Problem details –
Count the lines below that contain the word "Journées". Give only the number.

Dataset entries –

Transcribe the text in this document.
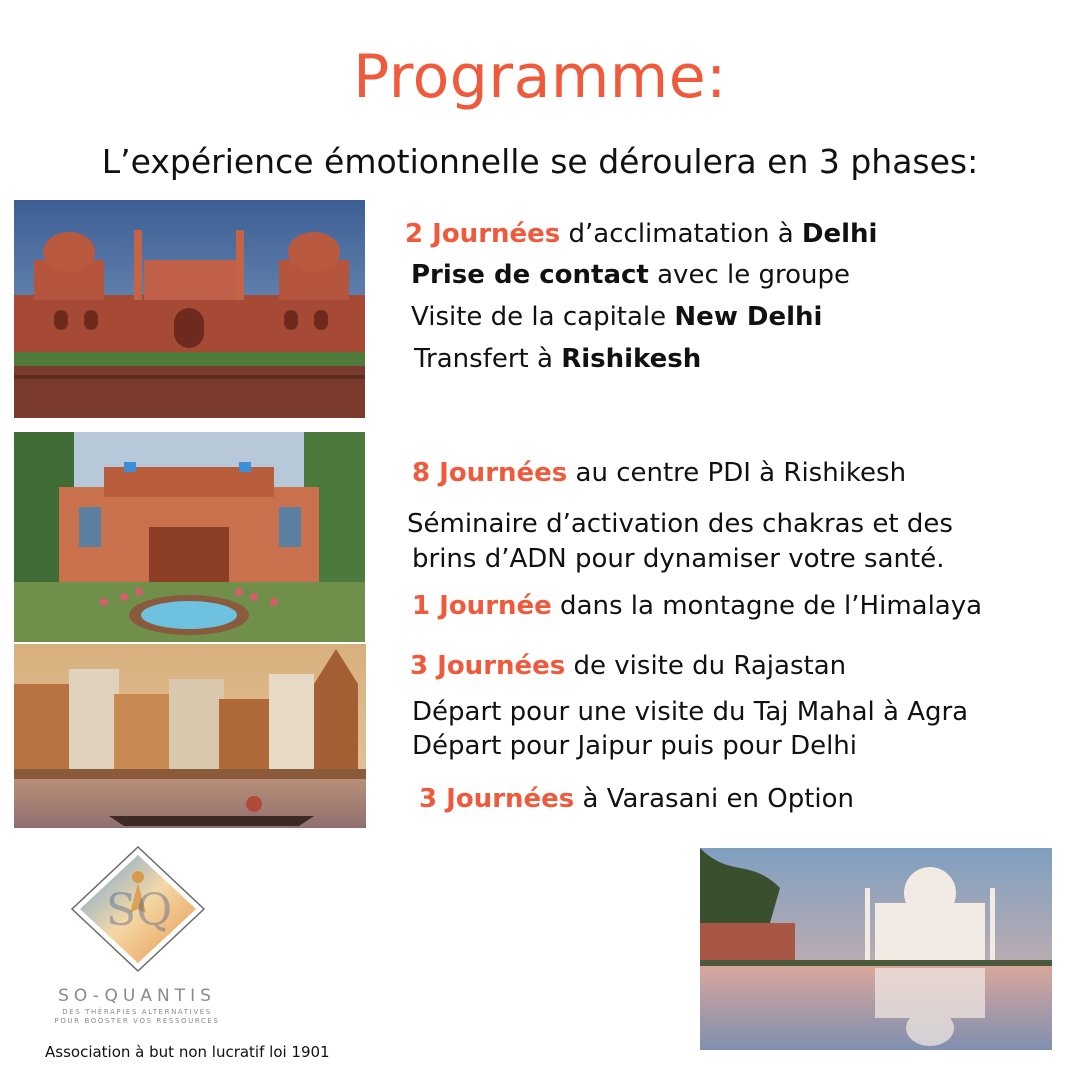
Programme:

L’expérience émotionnelle se déroulera en 3 phases:

2 Journées d’acclimatation à Delhi
Prise de contact avec le groupe
Visite de la capitale New Delhi
Transfert à Rishikesh
8 Journées au centre PDI à Rishikesh
Séminaire d’activation des chakras et des
brins d’ADN pour dynamiser votre santé.
1 Journée dans la montagne de l’Himalaya
3 Journées de visite du Rajastan
Départ pour une visite du Taj Mahal à Agra
Départ pour Jaipur puis pour Delhi
3 Journées à Varasani en Option
SQ
SO-QUANTIS
DES THÉRAPIES ALTERNATIVES
POUR BOOSTER VOS RESSOURCES
Association à but non lucratif loi 1901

Final result –
4